**Data for this exercise:**
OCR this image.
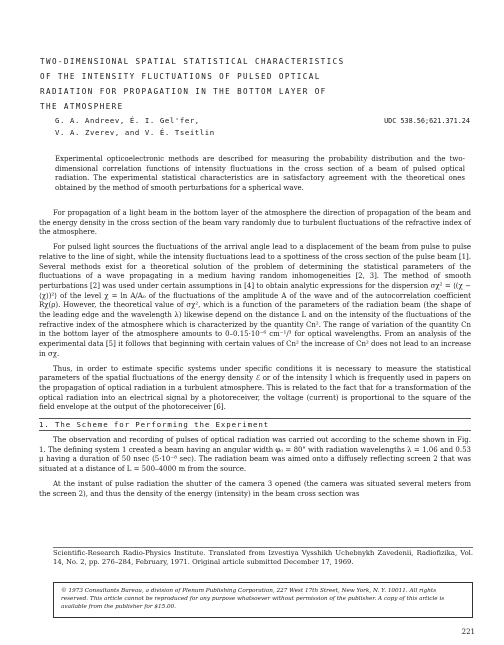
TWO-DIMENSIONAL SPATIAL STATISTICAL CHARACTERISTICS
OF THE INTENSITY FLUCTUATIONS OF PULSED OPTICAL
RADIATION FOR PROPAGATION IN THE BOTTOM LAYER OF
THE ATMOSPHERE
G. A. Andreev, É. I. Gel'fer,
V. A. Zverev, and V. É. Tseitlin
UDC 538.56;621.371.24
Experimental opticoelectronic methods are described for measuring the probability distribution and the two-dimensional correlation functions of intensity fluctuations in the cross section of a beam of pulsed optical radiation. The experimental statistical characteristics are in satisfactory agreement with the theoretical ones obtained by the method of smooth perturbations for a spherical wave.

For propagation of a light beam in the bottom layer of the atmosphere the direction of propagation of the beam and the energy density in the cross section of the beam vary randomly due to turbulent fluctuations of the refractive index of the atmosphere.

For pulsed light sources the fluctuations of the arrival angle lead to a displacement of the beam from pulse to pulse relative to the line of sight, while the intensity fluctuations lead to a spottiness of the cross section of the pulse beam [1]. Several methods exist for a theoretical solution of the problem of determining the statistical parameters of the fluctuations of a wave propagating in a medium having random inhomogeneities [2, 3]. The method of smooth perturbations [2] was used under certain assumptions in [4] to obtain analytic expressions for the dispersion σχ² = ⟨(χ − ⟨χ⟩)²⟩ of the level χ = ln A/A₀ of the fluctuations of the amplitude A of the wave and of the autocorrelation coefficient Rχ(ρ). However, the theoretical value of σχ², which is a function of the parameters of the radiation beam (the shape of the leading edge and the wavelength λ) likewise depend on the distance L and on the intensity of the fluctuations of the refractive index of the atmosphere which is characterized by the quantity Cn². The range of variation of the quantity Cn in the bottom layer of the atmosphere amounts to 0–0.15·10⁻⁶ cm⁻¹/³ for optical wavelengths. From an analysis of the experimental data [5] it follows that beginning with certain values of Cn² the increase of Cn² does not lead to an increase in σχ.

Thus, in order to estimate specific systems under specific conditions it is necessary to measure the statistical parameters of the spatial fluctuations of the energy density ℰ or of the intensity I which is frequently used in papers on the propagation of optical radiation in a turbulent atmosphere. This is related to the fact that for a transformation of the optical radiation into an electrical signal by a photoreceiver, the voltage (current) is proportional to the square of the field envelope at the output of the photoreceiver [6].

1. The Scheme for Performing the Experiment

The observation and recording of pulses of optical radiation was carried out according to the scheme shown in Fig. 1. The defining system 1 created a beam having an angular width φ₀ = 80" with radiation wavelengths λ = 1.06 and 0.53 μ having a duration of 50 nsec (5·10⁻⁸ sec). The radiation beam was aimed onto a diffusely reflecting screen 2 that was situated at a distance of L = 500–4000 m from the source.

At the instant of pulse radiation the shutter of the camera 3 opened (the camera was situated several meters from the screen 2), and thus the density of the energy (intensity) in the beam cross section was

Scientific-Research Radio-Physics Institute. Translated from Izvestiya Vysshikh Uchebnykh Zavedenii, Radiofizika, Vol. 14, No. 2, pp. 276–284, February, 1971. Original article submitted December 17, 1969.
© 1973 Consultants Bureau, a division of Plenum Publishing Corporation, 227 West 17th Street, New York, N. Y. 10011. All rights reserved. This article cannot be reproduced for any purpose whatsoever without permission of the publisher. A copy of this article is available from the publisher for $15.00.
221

...

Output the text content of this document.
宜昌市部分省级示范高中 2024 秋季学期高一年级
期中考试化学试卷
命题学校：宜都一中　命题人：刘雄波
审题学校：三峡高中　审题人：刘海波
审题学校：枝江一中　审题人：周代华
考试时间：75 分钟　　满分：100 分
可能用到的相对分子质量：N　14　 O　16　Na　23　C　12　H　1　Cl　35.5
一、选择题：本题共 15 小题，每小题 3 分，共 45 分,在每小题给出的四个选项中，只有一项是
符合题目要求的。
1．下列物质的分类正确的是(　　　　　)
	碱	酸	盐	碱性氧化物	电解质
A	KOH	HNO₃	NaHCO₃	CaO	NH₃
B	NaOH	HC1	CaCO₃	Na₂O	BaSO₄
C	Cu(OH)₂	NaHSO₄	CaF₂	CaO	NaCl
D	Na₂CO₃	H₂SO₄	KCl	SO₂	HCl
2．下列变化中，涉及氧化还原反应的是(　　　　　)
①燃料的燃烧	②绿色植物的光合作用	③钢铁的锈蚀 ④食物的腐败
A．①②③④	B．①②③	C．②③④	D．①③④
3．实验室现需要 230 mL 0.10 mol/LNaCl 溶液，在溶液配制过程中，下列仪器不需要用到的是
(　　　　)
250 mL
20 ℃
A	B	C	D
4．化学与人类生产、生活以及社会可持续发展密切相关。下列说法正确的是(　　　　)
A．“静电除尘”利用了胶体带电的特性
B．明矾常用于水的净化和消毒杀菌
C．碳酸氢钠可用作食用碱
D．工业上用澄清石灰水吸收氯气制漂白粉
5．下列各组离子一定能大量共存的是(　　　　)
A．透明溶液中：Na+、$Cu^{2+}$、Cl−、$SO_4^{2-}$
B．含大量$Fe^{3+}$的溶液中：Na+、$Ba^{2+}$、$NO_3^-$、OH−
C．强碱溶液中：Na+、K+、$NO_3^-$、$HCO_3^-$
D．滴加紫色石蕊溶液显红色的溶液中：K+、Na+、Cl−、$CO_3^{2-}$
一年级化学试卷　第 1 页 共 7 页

**Work to complete:**
Show every line of the records above that contains the word "situated".

**The output:**
The observation and recording of pulses of optical radiation was carried out according to the scheme shown in Fig. 1. The defining system 1 created a beam having an angular width φ₀ = 80" with radiation wavelengths λ = 1.06 and 0.53 μ having a duration of 50 nsec (5·10⁻⁸ sec). The radiation beam was aimed onto a diffusely reflecting screen 2 that was situated at a distance of L = 500–4000 m from the source.
At the instant of pulse radiation the shutter of the camera 3 opened (the camera was situated several meters from the screen 2), and thus the density of the energy (intensity) in the beam cross section was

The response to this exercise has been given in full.